_BRIEF_
Each record is to be transcribed exactly.

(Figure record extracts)

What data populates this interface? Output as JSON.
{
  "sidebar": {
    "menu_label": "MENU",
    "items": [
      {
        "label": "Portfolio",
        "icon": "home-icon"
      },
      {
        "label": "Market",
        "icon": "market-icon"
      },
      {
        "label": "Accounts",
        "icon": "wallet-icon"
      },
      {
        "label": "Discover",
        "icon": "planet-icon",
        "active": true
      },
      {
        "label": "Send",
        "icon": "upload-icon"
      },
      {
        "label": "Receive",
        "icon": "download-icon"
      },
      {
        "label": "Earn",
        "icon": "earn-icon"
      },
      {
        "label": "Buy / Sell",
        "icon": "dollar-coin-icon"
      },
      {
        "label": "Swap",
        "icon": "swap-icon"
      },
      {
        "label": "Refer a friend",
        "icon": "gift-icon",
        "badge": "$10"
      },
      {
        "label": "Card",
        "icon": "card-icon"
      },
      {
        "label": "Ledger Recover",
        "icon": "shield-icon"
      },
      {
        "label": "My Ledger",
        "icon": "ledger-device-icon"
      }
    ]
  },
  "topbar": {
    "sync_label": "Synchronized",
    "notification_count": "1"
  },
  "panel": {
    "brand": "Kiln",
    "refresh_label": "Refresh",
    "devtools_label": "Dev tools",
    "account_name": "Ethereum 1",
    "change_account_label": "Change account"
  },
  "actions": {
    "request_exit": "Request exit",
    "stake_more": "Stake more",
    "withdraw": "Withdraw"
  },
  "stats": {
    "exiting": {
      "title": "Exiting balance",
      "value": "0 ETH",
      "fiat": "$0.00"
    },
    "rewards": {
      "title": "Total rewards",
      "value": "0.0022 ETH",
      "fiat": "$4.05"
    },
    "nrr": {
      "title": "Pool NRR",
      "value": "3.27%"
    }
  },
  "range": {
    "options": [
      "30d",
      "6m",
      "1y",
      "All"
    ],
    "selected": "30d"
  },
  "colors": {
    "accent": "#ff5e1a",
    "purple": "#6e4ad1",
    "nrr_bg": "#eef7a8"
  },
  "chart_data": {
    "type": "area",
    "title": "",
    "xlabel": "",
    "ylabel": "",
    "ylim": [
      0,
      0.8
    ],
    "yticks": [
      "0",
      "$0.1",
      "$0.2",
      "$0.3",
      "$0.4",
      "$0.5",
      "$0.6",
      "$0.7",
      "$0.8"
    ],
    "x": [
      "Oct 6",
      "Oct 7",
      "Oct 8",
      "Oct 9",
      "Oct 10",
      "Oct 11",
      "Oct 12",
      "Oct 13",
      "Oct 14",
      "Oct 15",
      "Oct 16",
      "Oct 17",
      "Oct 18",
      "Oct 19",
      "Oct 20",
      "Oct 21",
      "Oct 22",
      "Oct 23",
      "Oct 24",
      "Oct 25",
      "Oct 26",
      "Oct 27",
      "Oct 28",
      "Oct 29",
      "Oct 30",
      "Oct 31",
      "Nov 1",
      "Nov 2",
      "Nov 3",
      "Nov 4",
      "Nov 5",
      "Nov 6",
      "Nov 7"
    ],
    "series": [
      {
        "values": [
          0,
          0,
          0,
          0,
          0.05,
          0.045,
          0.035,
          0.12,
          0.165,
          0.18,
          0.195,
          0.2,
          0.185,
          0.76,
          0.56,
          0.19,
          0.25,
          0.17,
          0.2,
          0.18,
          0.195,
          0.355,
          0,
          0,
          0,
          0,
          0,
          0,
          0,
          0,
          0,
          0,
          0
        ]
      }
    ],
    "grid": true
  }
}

_EXERCISE SOLUTION_
What data populates this interface? Output as JSON.
{
  "sidebar": {
    "menu_label": "MENU",
    "items": [
      {
        "label": "Portfolio",
        "icon": "home-icon"
      },
      {
        "label": "Market",
        "icon": "market-icon"
      },
      {
        "label": "Accounts",
        "icon": "wallet-icon"
      },
      {
        "label": "Discover",
        "icon": "planet-icon",
        "active": true
      },
      {
        "label": "Send",
        "icon": "upload-icon"
      },
      {
        "label": "Receive",
        "icon": "download-icon"
      },
      {
        "label": "Earn",
        "icon": "earn-icon"
      },
      {
        "label": "Buy / Sell",
        "icon": "dollar-coin-icon"
      },
      {
        "label": "Swap",
        "icon": "swap-icon"
      },
      {
        "label": "Refer a friend",
        "icon": "gift-icon",
        "badge": "$10"
      },
      {
        "label": "Card",
        "icon": "card-icon"
      },
      {
        "label": "Ledger Recover",
        "icon": "shield-icon"
      },
      {
        "label": "My Ledger",
        "icon": "ledger-device-icon"
      }
    ]
  },
  "topbar": {
    "sync_label": "Synchronized",
    "notification_count": "1"
  },
  "panel": {
    "brand": "Kiln",
    "refresh_label": "Refresh",
    "devtools_label": "Dev tools",
    "account_name": "Ethereum 1",
    "change_account_label": "Change account"
  },
  "actions": {
    "request_exit": "Request exit",
    "stake_more": "Stake more",
    "withdraw": "Withdraw"
  },
  "stats": {
    "exiting": {
      "title": "Exiting balance",
      "value": "0 ETH",
      "fiat": "$0.00"
    },
    "rewards": {
      "title": "Total rewards",
      "value": "0.0022 ETH",
      "fiat": "$4.05"
    },
    "nrr": {
      "title": "Pool NRR",
      "value": "3.27%"
    }
  },
  "range": {
    "options": [
      "30d",
      "6m",
      "1y",
      "All"
    ],
    "selected": "30d"
  },
  "colors": {
    "accent": "#ff5e1a",
    "purple": "#6e4ad1",
    "nrr_bg": "#eef7a8"
  },
  "chart_data": {
    "type": "area",
    "title": "",
    "xlabel": "",
    "ylabel": "",
    "ylim": [
      0,
      0.8
    ],
    "yticks": [
      "0",
      "$0.1",
      "$0.2",
      "$0.3",
      "$0.4",
      "$0.5",
      "$0.6",
      "$0.7",
      "$0.8"
    ],
    "x": [
      "Oct 6",
      "Oct 7",
      "Oct 8",
      "Oct 9",
      "Oct 10",
      "Oct 11",
      "Oct 12",
      "Oct 13",
      "Oct 14",
      "Oct 15",
      "Oct 16",
      "Oct 17",
      "Oct 18",
      "Oct 19",
      "Oct 20",
      "Oct 21",
      "Oct 22",
      "Oct 23",
      "Oct 24",
      "Oct 25",
      "Oct 26",
      "Oct 27",
      "Oct 28",
      "Oct 29",
      "Oct 30",
      "Oct 31",
      "Nov 1",
      "Nov 2",
      "Nov 3",
      "Nov 4",
      "Nov 5",
      "Nov 6",
      "Nov 7"
    ],
    "series": [
      {
        "values": [
          0,
          0,
          0,
          0,
          0.05,
          0.045,
          0.035,
          0.12,
          0.165,
          0.18,
          0.195,
          0.2,
          0.185,
          0.76,
          0.56,
          0.19,
          0.25,
          0.17,
          0.2,
          0.18,
          0.195,
          0.355,
          0,
          0,
          0,
          0,
          0,
          0,
          0,
          0,
          0,
          0,
          0
        ]
      }
    ],
    "grid": true
  }
}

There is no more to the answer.